Task
Extract every line that contains the string "ajuste".

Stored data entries
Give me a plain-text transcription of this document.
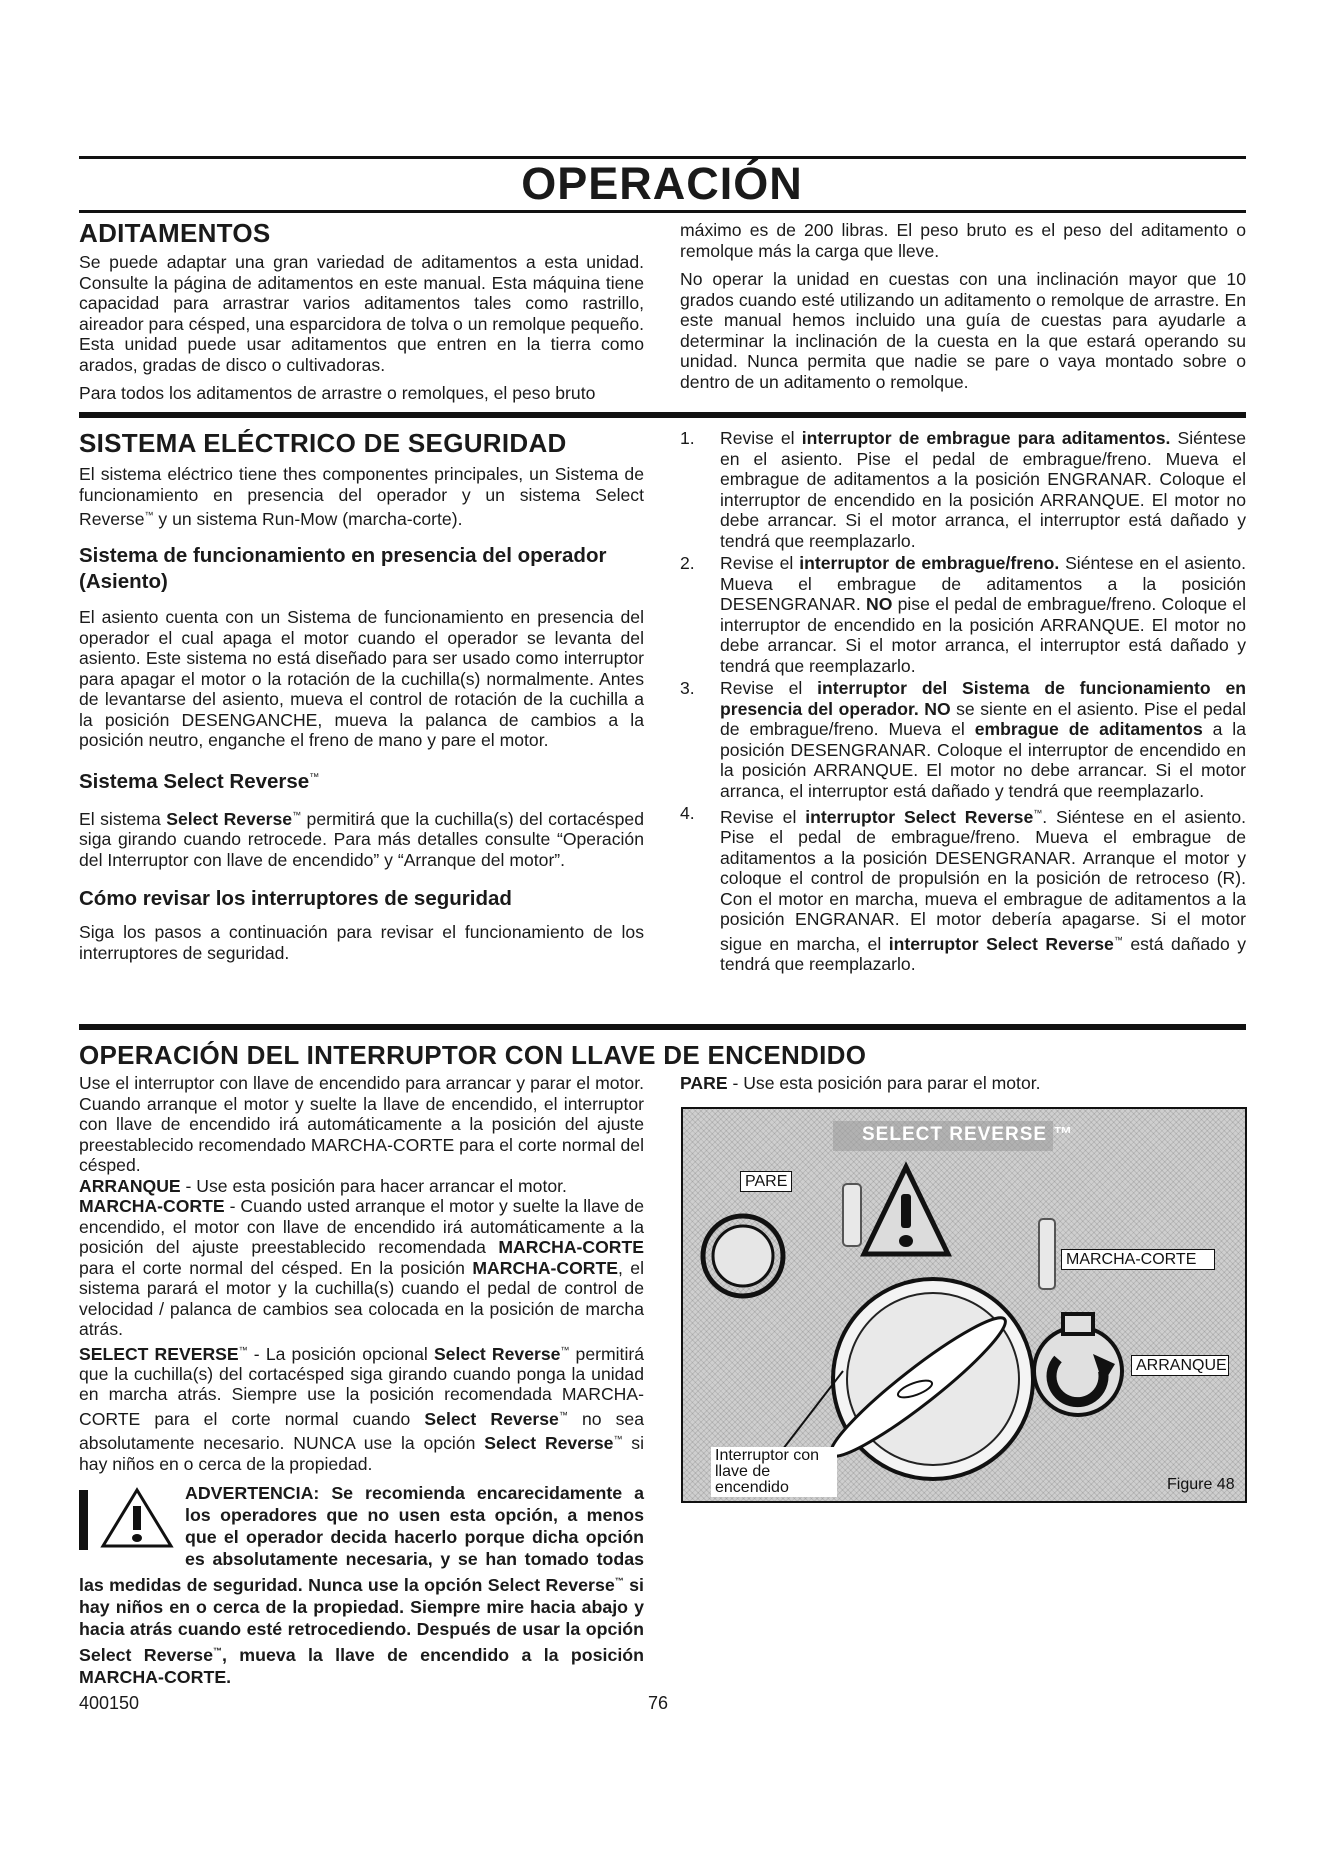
OPERACIÓN
ADITAMENTOS

Se puede adaptar una gran variedad de aditamentos a esta unidad. Consulte la página de aditamentos en este manual. Esta máquina tiene capacidad para arrastrar varios aditamentos tales como rastrillo, aireador para césped, una esparcidora de tolva o un remolque pequeño. Esta unidad puede usar aditamentos que entren en la tierra como arados, gradas de disco o cultivadoras.

Para todos los aditamentos de arrastre o remolques, el peso bruto

máximo es de 200 libras. El peso bruto es el peso del aditamento o remolque más la carga que lleve.

No operar la unidad en cuestas con una inclinación mayor que 10 grados cuando esté utilizando un aditamento o remolque de arrastre. En este manual hemos incluido una guía de cuestas para ayudarle a determinar la inclinación de la cuesta en la que estará operando su unidad. Nunca permita que nadie se pare o vaya montado sobre o dentro de un aditamento o remolque.

SISTEMA ELÉCTRICO DE SEGURIDAD

El sistema eléctrico tiene thes componentes principales, un Sistema de funcionamiento en presencia del operador y un sistema Select Reverse™ y un sistema Run-Mow (marcha-corte).

Sistema de funcionamiento en presencia del operador (Asiento)

El asiento cuenta con un Sistema de funcionamiento en presencia del operador el cual apaga el motor cuando el operador se levanta del asiento. Este sistema no está diseñado para ser usado como interruptor para apagar el motor o la rotación de la cuchilla(s) normalmente. Antes de levantarse del asiento, mueva el control de rotación de la cuchilla a la posición DESENGANCHE, mueva la palanca de cambios a la posición neutro, enganche el freno de mano y pare el motor.

Sistema Select Reverse™

El sistema Select Reverse™ permitirá que la cuchilla(s) del cortacésped siga girando cuando retrocede. Para más detalles consulte “Operación del Interruptor con llave de encendido” y “Arranque del motor”.

Cómo revisar los interruptores de seguridad

Siga los pasos a continuación para revisar el funcionamiento de los interruptores de seguridad.

1. Revise el interruptor de embrague para aditamentos. Siéntese en el asiento. Pise el pedal de embrague/freno. Mueva el embrague de aditamentos a la posición ENGRANAR. Coloque el interruptor de encendido en la posición ARRANQUE. El motor no debe arrancar. Si el motor arranca, el interruptor está dañado y tendrá que reemplazarlo.
2. Revise el interruptor de embrague/freno. Siéntese en el asiento. Mueva el embrague de aditamentos a la posición DESENGRANAR. NO pise el pedal de embrague/freno. Coloque el interruptor de encendido en la posición ARRANQUE. El motor no debe arrancar. Si el motor arranca, el interruptor está dañado y tendrá que reemplazarlo.
3. Revise el interruptor del Sistema de funcionamiento en presencia del operador. NO se siente en el asiento. Pise el pedal de embrague/freno. Mueva el embrague de aditamentos a la posición DESENGRANAR. Coloque el interruptor de encendido en la posición ARRANQUE. El motor no debe arrancar. Si el motor arranca, el interruptor está dañado y tendrá que reemplazarlo.
4. Revise el interruptor Select Reverse™. Siéntese en el asiento. Pise el pedal de embrague/freno. Mueva el embrague de aditamentos a la posición DESENGRANAR. Arranque el motor y coloque el control de propulsión en la posición de retroceso (R). Con el motor en marcha, mueva el embrague de aditamentos a la posición ENGRANAR. El motor debería apagarse. Si el motor sigue en marcha, el interruptor Select Reverse™ está dañado y tendrá que reemplazarlo.
OPERACIÓN DEL INTERRUPTOR CON LLAVE DE ENCENDIDO

Use el interruptor con llave de encendido para arrancar y parar el motor. Cuando arranque el motor y suelte la llave de encendido, el interruptor con llave de encendido irá automáticamente a la posición del ajuste preestablecido recomendado MARCHA-CORTE para el corte normal del césped.

ARRANQUE - Use esta posición para hacer arrancar el motor.

MARCHA-CORTE - Cuando usted arranque el motor y suelte la llave de encendido, el motor con llave de encendido irá automáticamente a la posición del ajuste preestablecido recomendada MARCHA-CORTE para el corte normal del césped. En la posición MARCHA-CORTE, el sistema parará el motor y la cuchilla(s) cuando el pedal de control de velocidad / palanca de cambios sea colocada en la posición de marcha atrás.

SELECT REVERSE™ - La posición opcional Select Reverse™ permitirá que la cuchilla(s) del cortacésped siga girando cuando ponga la unidad en marcha atrás. Siempre use la posición recomendada MARCHA-CORTE para el corte normal cuando Select Reverse™ no sea absolutamente necesario. NUNCA use la opción Select Reverse™ si hay niños en o cerca de la propiedad.

ADVERTENCIA: Se recomienda encarecidamente a los operadores que no usen esta opción, a menos que el operador decida hacerlo porque dicha opción es absolutamente necesaria, y se han tomado todas las medidas de seguridad. Nunca use la opción Select Reverse™ si hay niños en o cerca de la propiedad. Siempre mire hacia abajo y hacia atrás cuando esté retrocediendo. Después de usar la opción Select Reverse™, mueva la llave de encendido a la posición MARCHA-CORTE.

PARE - Use esta posición para parar el motor.

SELECT REVERSE ™
PARE
MARCHA-CORTE
ARRANQUE
Interruptor con llave de encendido	Figure 48
400150	76
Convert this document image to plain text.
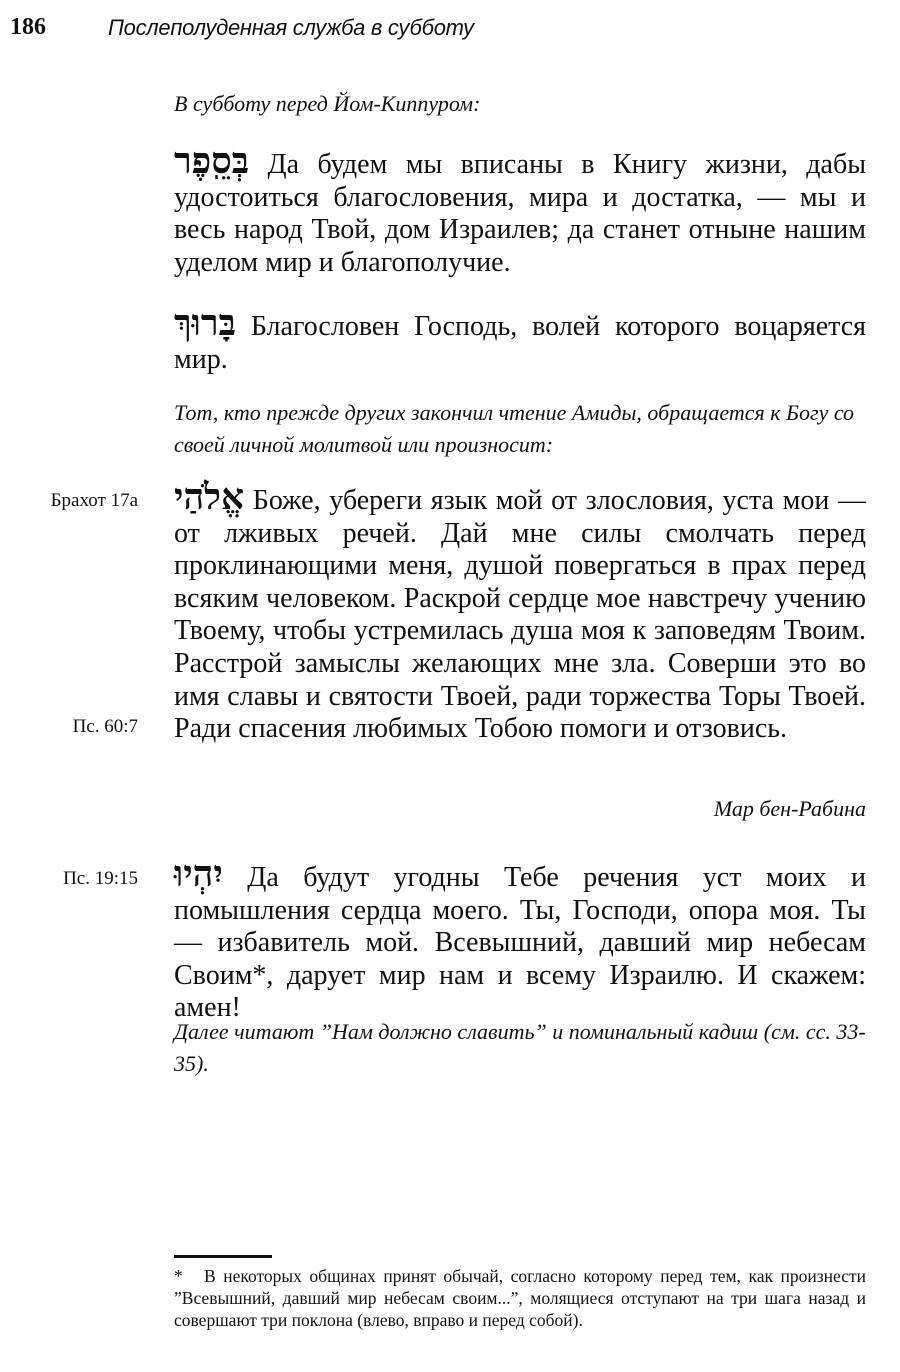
186	Послеполуденная служба в субботу
В субботу перед Йом-Киппуром:
בְּסֵֽפֶר Да будем мы вписаны в Книгу жизни, дабы удостоиться благословения, мира и достатка, — мы и весь народ Твой, дом Израилев; да станет отныне нашим уделом мир и благополучие.
בָּרוּךְ Благословен Господь, волей которого воцаряется мир.
Тот, кто прежде других закончил чтение Амиды, обращается к Богу со своей личной молитвой или произносит:
Брахот 17а
Пс. 60:7
אֱלֹהַי Боже, убереги язык мой от злословия, уста мои — от лживых речей. Дай мне силы смолчать перед проклинающими меня, душой повергаться в прах перед всяким человеком. Раскрой сердце мое навстречу учению Твоему, чтобы устремилась душа моя к заповедям Твоим. Расстрой замыслы желающих мне зла. Соверши это во имя славы и святости Твоей, ради торжества Торы Твоей. Ради спасения любимых Тобою помоги и отзовись.
Мар бен-Рабина
Пс. 19:15 יִהְיוּ Да будут угодны Тебе речения уст моих и помышления сердца моего. Ты, Господи, опора моя. Ты — избавитель мой. Всевышний, давший мир небесам Своим*, дарует мир нам и всему Израилю. И скажем: амен!
Далее читают ”Нам должно славить” и поминальный кадиш (см. сс. 33-35).
* В некоторых общинах принят обычай, согласно которому перед тем, как произнести ”Всевышний, давший мир небесам своим...”, молящиеся отступают на три шага назад и совершают три поклона (влево, вправо и перед собой).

The completed task
Use el interruptor con llave de encendido para arrancar y parar el motor. Cuando arranque el motor y suelte la llave de encendido, el interruptor con llave de encendido irá automáticamente a la posición del ajuste preestablecido recomendado MARCHA-CORTE para el corte normal del césped.
MARCHA-CORTE - Cuando usted arranque el motor y suelte la llave de encendido, el motor con llave de encendido irá automáticamente a la posición del ajuste preestablecido recomendada MARCHA-CORTE para el corte normal del césped. En la posición MARCHA-CORTE, el sistema parará el motor y la cuchilla(s) cuando el pedal de control de velocidad / palanca de cambios sea colocada en la posición de marcha atrás.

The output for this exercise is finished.